■ Required work ■
Copy each line that contains the string "simulated".

======== Exercise input

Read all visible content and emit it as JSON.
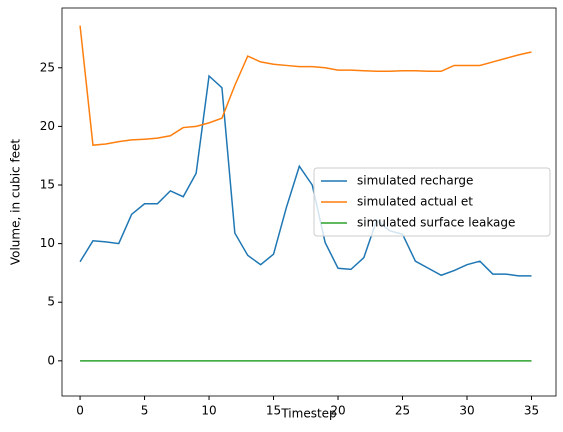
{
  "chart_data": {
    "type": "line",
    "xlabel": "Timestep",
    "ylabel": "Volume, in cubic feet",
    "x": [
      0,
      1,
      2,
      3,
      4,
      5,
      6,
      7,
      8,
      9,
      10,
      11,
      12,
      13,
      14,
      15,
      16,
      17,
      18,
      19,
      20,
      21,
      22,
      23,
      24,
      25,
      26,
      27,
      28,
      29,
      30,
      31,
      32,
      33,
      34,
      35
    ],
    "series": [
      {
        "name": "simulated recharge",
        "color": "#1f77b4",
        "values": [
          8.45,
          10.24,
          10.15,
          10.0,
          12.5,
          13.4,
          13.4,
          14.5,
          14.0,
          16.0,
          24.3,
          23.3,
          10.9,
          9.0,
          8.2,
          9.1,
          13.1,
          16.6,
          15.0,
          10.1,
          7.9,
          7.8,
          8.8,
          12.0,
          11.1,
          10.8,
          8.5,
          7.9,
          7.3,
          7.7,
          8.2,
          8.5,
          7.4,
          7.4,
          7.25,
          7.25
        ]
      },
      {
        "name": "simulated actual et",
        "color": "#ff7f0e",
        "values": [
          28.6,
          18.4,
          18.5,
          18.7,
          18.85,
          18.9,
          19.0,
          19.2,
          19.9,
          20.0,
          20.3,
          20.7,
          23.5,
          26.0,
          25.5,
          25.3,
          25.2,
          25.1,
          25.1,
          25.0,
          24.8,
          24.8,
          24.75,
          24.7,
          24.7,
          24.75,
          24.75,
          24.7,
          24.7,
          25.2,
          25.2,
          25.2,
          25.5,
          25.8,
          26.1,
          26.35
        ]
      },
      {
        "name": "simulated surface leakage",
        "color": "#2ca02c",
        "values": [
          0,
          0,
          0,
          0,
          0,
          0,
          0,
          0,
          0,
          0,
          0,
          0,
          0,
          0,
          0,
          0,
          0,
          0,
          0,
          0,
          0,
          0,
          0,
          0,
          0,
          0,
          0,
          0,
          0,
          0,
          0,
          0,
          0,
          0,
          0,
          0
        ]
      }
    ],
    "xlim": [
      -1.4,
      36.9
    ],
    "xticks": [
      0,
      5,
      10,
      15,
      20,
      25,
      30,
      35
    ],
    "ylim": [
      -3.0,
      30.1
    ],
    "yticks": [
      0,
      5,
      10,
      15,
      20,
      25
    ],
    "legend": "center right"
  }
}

================
======== Exercise input

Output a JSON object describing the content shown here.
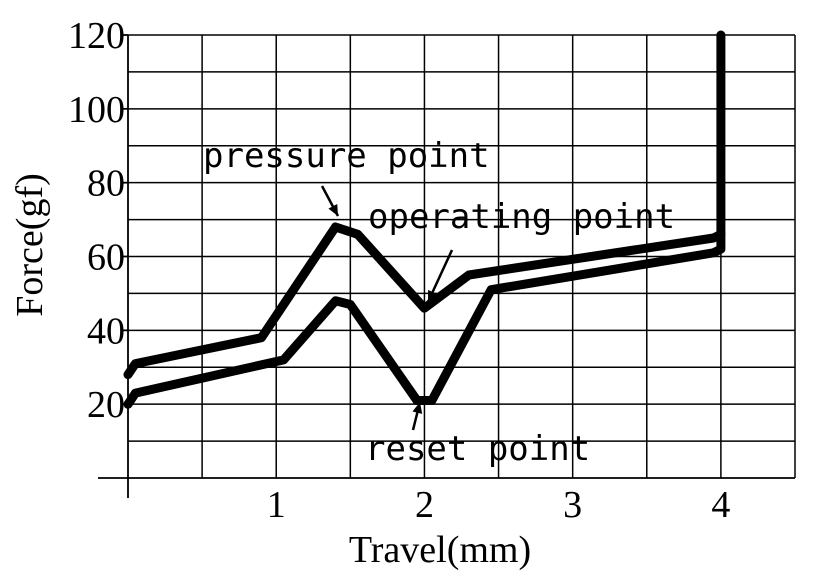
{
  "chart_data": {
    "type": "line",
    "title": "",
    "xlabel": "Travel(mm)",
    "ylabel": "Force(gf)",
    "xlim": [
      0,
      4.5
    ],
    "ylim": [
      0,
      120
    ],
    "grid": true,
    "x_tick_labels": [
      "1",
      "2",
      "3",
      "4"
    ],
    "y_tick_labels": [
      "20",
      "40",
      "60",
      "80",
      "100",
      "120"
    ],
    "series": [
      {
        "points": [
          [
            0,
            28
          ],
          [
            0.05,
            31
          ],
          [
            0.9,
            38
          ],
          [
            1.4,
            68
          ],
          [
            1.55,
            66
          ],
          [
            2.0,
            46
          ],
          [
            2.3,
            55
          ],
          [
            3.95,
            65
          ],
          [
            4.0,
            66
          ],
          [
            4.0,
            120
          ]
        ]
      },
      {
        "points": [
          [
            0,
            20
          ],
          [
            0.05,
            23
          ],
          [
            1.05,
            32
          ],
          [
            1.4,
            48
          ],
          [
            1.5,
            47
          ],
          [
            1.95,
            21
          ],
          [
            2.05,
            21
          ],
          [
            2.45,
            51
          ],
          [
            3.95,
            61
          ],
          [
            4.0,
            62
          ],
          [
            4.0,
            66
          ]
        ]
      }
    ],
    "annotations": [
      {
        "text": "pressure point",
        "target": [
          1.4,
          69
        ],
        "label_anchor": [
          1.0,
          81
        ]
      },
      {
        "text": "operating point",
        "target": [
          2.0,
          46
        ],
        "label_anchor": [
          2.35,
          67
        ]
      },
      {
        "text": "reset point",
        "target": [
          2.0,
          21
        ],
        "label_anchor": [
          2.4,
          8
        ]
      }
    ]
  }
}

================

■ Result of this exercise ■
        "name": "simulated recharge",
        "name": "simulated actual et",
        "name": "simulated surface leakage",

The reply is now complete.